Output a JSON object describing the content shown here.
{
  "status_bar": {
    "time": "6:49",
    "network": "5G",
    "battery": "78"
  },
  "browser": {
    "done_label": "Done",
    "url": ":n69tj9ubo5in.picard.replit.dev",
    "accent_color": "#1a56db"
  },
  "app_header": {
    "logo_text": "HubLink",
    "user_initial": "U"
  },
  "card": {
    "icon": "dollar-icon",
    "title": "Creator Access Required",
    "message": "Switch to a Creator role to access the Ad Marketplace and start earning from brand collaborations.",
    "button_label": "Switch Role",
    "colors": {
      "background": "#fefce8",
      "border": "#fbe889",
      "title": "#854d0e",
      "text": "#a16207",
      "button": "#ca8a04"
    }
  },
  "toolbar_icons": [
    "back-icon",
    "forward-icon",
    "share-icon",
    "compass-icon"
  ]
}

DO THIS
Repeat the whole listing exactly, keeping every line intact.

COMPLETE ANSWER
Output a JSON object describing the content shown here.
{
  "status_bar": {
    "time": "6:49",
    "network": "5G",
    "battery": "78"
  },
  "browser": {
    "done_label": "Done",
    "url": ":n69tj9ubo5in.picard.replit.dev",
    "accent_color": "#1a56db"
  },
  "app_header": {
    "logo_text": "HubLink",
    "user_initial": "U"
  },
  "card": {
    "icon": "dollar-icon",
    "title": "Creator Access Required",
    "message": "Switch to a Creator role to access the Ad Marketplace and start earning from brand collaborations.",
    "button_label": "Switch Role",
    "colors": {
      "background": "#fefce8",
      "border": "#fbe889",
      "title": "#854d0e",
      "text": "#a16207",
      "button": "#ca8a04"
    }
  },
  "toolbar_icons": [
    "back-icon",
    "forward-icon",
    "share-icon",
    "compass-icon"
  ]
}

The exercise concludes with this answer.